▶ _SUPPLIED INFORMATION_:
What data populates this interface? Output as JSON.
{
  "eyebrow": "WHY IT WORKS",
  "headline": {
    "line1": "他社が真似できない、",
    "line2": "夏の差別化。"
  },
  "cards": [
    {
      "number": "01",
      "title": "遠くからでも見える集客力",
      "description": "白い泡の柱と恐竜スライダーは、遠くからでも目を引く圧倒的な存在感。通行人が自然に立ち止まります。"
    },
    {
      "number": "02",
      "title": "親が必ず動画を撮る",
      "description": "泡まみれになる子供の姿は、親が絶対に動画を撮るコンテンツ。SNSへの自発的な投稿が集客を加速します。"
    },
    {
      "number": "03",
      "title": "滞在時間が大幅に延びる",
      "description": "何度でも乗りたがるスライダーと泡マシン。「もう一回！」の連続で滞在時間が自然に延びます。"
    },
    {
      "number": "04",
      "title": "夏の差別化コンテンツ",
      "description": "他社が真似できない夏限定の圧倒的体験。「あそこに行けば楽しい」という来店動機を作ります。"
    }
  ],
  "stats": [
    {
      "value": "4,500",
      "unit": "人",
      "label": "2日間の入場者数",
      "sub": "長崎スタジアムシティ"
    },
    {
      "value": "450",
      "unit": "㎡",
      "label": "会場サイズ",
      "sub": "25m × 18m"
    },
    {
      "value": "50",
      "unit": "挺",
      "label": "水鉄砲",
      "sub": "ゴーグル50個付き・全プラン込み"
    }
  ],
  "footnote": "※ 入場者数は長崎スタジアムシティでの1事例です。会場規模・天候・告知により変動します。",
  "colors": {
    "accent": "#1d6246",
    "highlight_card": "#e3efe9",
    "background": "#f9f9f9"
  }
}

▶ _WHAT THIS TASK INVOLVES_: Extract each entry in full, exactly as given.

▶ _SOLUTION FOR THIS EXERCISE_:
What data populates this interface? Output as JSON.
{
  "eyebrow": "WHY IT WORKS",
  "headline": {
    "line1": "他社が真似できない、",
    "line2": "夏の差別化。"
  },
  "cards": [
    {
      "number": "01",
      "title": "遠くからでも見える集客力",
      "description": "白い泡の柱と恐竜スライダーは、遠くからでも目を引く圧倒的な存在感。通行人が自然に立ち止まります。"
    },
    {
      "number": "02",
      "title": "親が必ず動画を撮る",
      "description": "泡まみれになる子供の姿は、親が絶対に動画を撮るコンテンツ。SNSへの自発的な投稿が集客を加速します。"
    },
    {
      "number": "03",
      "title": "滞在時間が大幅に延びる",
      "description": "何度でも乗りたがるスライダーと泡マシン。「もう一回！」の連続で滞在時間が自然に延びます。"
    },
    {
      "number": "04",
      "title": "夏の差別化コンテンツ",
      "description": "他社が真似できない夏限定の圧倒的体験。「あそこに行けば楽しい」という来店動機を作ります。"
    }
  ],
  "stats": [
    {
      "value": "4,500",
      "unit": "人",
      "label": "2日間の入場者数",
      "sub": "長崎スタジアムシティ"
    },
    {
      "value": "450",
      "unit": "㎡",
      "label": "会場サイズ",
      "sub": "25m × 18m"
    },
    {
      "value": "50",
      "unit": "挺",
      "label": "水鉄砲",
      "sub": "ゴーグル50個付き・全プラン込み"
    }
  ],
  "footnote": "※ 入場者数は長崎スタジアムシティでの1事例です。会場規模・天候・告知により変動します。",
  "colors": {
    "accent": "#1d6246",
    "highlight_card": "#e3efe9",
    "background": "#f9f9f9"
  }
}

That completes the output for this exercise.